--- Stored entries ---

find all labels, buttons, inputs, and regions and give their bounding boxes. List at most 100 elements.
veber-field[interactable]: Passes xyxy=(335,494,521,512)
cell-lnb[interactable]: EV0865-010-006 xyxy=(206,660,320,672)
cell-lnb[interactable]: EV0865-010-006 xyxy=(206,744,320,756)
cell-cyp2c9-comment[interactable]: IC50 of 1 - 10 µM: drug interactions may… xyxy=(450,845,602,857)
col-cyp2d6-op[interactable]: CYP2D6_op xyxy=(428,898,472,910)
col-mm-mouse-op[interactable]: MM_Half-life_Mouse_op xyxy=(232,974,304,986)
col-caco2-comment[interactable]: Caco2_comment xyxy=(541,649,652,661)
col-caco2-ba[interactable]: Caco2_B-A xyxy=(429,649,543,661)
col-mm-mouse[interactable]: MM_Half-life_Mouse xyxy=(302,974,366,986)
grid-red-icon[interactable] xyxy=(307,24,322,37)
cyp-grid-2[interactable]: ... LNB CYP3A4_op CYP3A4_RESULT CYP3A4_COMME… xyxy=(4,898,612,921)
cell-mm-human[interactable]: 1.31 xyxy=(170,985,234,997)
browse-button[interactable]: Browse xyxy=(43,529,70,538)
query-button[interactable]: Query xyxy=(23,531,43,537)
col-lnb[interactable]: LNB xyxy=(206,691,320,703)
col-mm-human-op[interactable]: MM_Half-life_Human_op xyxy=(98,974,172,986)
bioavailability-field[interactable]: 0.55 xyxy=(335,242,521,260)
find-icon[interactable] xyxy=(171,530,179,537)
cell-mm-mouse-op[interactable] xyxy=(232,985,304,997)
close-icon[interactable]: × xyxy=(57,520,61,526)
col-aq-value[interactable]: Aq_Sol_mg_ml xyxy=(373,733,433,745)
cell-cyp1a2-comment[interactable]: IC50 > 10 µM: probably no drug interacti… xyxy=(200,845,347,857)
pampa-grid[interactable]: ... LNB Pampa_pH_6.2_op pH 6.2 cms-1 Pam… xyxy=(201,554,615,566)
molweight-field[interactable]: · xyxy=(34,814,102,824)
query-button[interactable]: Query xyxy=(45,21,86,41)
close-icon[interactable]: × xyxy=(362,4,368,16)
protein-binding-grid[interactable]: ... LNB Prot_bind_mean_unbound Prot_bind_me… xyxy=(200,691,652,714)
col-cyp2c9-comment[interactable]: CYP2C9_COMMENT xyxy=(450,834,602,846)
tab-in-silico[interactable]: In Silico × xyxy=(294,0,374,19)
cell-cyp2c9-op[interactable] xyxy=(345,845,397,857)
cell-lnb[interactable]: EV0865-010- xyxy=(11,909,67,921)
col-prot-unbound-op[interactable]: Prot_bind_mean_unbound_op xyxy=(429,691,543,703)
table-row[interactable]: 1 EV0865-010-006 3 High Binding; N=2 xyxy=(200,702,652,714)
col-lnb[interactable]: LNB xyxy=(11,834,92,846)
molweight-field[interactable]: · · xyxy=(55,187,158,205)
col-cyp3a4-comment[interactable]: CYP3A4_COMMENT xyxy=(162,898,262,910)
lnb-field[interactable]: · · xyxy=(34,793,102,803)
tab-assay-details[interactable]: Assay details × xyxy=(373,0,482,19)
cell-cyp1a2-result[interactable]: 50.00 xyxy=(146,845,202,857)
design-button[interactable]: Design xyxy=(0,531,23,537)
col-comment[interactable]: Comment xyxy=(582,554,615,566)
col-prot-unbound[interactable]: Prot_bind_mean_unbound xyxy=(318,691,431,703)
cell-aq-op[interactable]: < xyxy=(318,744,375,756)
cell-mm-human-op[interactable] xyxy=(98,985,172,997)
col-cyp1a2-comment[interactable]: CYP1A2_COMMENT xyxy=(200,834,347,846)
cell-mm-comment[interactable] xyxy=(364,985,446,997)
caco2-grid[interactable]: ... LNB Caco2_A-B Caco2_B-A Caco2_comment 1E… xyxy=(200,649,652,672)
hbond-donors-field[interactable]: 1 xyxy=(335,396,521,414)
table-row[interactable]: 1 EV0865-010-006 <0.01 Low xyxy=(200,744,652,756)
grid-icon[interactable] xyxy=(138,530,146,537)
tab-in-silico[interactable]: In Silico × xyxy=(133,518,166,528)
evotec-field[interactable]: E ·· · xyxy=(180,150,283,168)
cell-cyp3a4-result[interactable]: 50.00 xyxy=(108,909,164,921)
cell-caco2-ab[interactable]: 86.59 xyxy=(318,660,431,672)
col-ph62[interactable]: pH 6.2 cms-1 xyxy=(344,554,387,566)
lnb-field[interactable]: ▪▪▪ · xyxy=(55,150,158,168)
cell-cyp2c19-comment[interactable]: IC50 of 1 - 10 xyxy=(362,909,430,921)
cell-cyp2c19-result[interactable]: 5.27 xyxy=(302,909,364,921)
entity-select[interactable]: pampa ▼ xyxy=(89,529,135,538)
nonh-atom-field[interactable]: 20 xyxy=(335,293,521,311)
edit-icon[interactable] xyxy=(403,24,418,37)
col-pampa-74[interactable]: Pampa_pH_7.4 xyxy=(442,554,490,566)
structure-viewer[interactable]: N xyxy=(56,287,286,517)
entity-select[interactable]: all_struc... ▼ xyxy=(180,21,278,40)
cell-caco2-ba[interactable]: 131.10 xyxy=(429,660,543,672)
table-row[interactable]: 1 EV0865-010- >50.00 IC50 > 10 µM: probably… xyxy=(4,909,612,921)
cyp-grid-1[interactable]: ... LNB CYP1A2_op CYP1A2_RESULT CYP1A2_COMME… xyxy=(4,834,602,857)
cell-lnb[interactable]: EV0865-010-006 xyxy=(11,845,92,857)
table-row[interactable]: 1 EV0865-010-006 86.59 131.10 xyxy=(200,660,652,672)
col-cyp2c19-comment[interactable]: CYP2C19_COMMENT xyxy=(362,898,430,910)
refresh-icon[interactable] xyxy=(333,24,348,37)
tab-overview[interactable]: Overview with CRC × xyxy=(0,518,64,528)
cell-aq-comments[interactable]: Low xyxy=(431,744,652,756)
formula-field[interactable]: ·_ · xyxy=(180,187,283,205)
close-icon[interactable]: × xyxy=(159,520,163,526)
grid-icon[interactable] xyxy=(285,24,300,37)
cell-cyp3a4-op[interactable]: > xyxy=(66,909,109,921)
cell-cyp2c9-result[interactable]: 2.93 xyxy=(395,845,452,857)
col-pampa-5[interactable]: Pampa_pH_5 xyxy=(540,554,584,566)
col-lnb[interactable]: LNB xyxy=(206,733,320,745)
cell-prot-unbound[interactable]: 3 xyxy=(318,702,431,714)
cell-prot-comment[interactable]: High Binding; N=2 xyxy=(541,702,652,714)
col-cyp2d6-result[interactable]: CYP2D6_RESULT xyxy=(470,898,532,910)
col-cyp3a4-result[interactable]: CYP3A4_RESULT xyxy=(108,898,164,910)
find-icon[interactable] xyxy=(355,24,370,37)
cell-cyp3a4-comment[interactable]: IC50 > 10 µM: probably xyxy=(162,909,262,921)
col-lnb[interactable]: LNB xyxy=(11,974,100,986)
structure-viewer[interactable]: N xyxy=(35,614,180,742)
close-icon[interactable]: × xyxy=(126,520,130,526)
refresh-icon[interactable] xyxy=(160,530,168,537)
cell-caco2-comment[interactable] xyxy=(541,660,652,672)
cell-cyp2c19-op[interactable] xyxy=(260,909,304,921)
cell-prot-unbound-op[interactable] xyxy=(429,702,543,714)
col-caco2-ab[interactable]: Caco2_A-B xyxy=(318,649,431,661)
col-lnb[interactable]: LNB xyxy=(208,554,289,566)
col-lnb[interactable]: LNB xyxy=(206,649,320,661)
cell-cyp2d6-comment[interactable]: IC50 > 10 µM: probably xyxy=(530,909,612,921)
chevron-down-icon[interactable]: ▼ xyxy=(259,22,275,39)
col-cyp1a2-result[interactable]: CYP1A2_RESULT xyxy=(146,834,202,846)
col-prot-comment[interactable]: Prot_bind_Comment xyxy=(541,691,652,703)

--- EXERCISE DETAILS ---
Going through the entries above, count the lines that include "query" and state only the result.

--- RESPONSE TO THE TASK ---
2